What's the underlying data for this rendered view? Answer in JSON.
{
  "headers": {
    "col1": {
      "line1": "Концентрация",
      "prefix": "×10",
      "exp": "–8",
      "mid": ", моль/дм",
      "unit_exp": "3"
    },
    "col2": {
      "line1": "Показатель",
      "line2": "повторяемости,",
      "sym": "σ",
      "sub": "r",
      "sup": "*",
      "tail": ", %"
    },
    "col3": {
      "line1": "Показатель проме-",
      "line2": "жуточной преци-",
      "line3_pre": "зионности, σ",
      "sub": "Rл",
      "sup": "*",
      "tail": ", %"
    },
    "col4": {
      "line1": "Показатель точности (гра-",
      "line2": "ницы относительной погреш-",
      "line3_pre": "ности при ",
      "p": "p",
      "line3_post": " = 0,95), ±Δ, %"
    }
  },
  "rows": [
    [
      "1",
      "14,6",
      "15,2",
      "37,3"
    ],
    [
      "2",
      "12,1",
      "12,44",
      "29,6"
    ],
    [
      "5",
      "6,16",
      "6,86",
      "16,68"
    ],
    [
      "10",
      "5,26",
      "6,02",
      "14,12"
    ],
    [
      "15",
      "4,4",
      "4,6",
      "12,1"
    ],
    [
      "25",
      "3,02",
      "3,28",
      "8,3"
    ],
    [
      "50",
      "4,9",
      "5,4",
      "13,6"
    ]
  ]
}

+++

- What you will do
Where a line in the material above holds "Показатель", copy that line.

- Correct result
      "line1": "Показатель",
      "line1": "Показатель проме-",
      "line1": "Показатель точности (гра-",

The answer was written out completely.